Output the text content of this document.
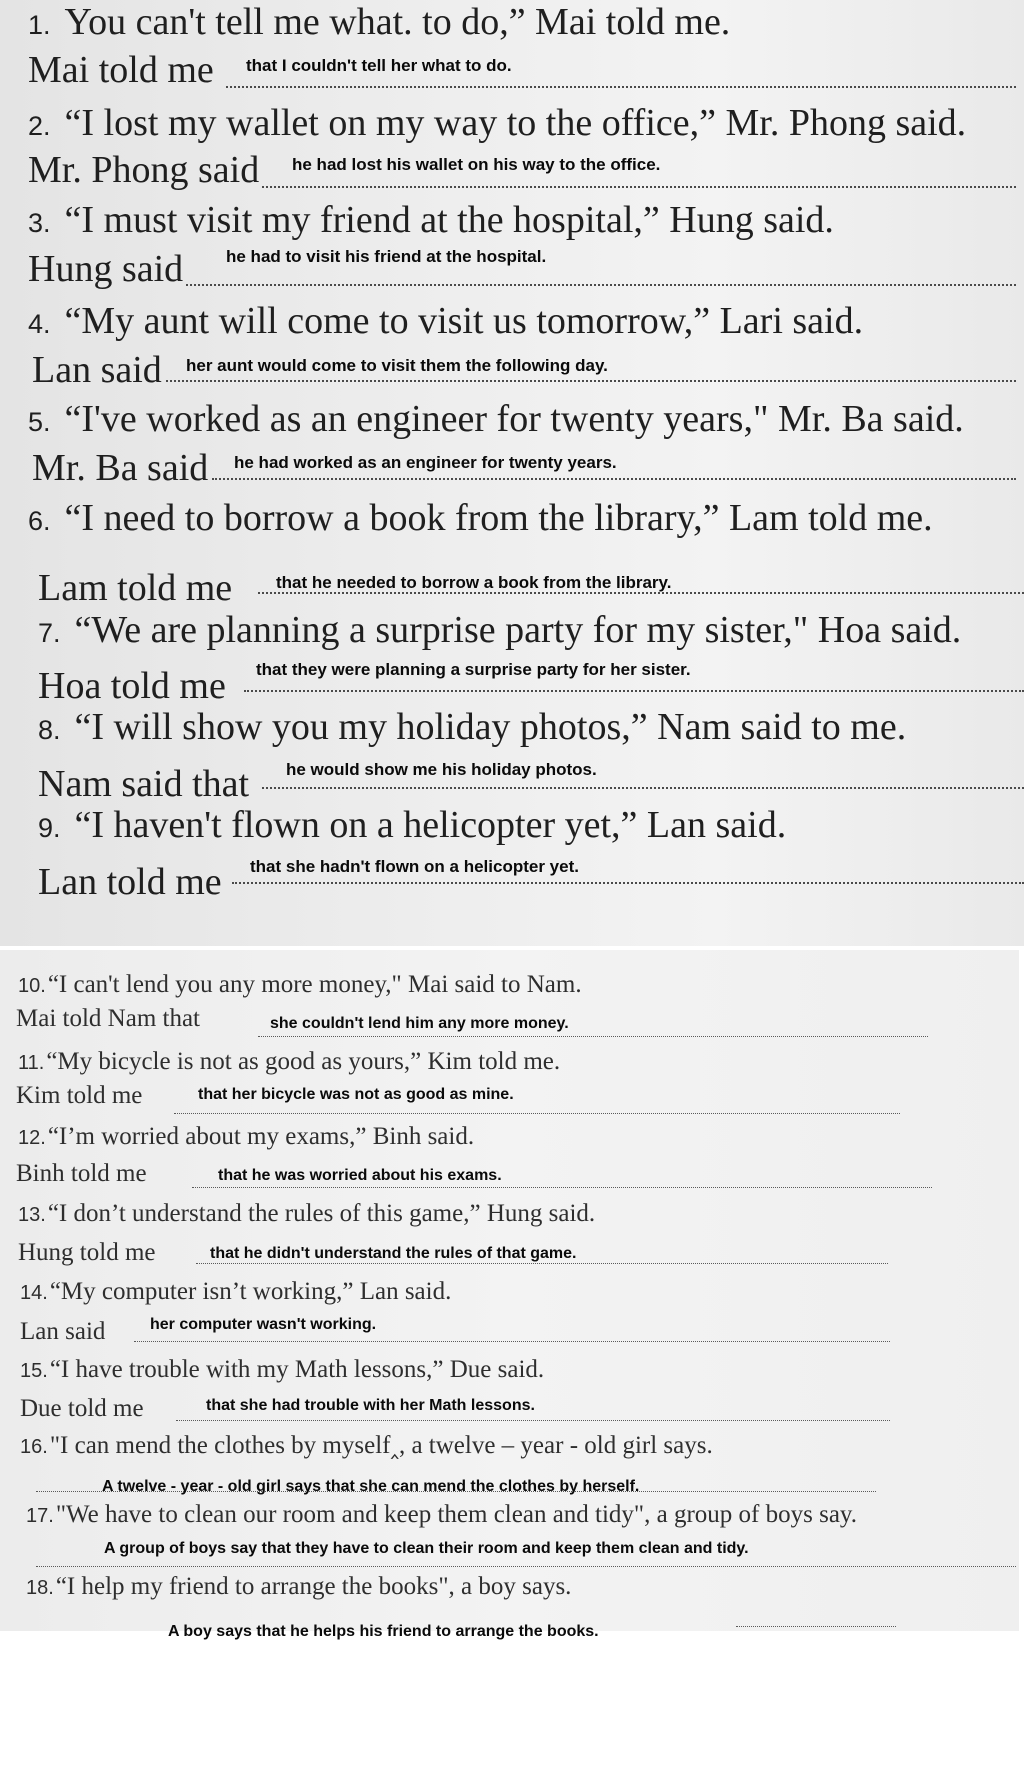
1. You can't tell me what. to do,” Mai told me.
Mai told me that I couldn't tell her what to do.
2. “I lost my wallet on my way to the office,” Mr. Phong said.
Mr. Phong said he had lost his wallet on his way to the office.
3. “I must visit my friend at the hospital,” Hung said.
Hung said	he had to visit his friend at the hospital.
4. “My aunt will come to visit us tomorrow,” Lari said.
Lan said her aunt would come to visit them the following day.
5. “I've worked as an engineer for twenty years," Mr. Ba said.
Mr. Ba said he had worked as an engineer for twenty years.
6. “I need to borrow a book from the library,” Lam told me.
Lam told me	that he needed to borrow a book from the library.
7. “We are planning a surprise party for my sister," Hoa said.
Hoa told me that they were planning a surprise party for her sister.
8. “I will show you my holiday photos,” Nam said to me.
Nam said that he would show me his holiday photos.
9. “I haven't flown on a helicopter yet,” Lan said.
Lan told me that she hadn't flown on a helicopter yet.
10.“I can't lend you any more money," Mai said to Nam.
Mai told Nam that	she couldn't lend him any more money.
11.“My bicycle is not as good as yours,” Kim told me.
Kim told me	that her bicycle was not as good as mine.
12.“I’m worried about my exams,” Binh said.
Binh told me	that he was worried about his exams.
13.“I don’t understand the rules of this game,” Hung said.
Hung told me	that he didn't understand the rules of that game.
14.“My computer isn’t working,” Lan said.
Lan said	her computer wasn't working.
15.“I have trouble with my Math lessons,” Due said.
Due told me	that she had trouble with her Math lessons.
16."I can mend the clothes by myself‸, a twelve – year - old girl says.
A twelve - year - old girl says that she can mend the clothes by herself.
17."We have to clean our room and keep them clean and tidy", a group of boys say.
A group of boys say that they have to clean their room and keep them clean and tidy.
18.“I help my friend to arrange the books", a boy says.
A boy says that he helps his friend to arrange the books.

* WHAT TO DO: In the records above, find each line holding "would" and copy it.

* SOLVED EXERCISE:
Lan said her aunt would come to visit them the following day.
Nam said that he would show me his holiday photos.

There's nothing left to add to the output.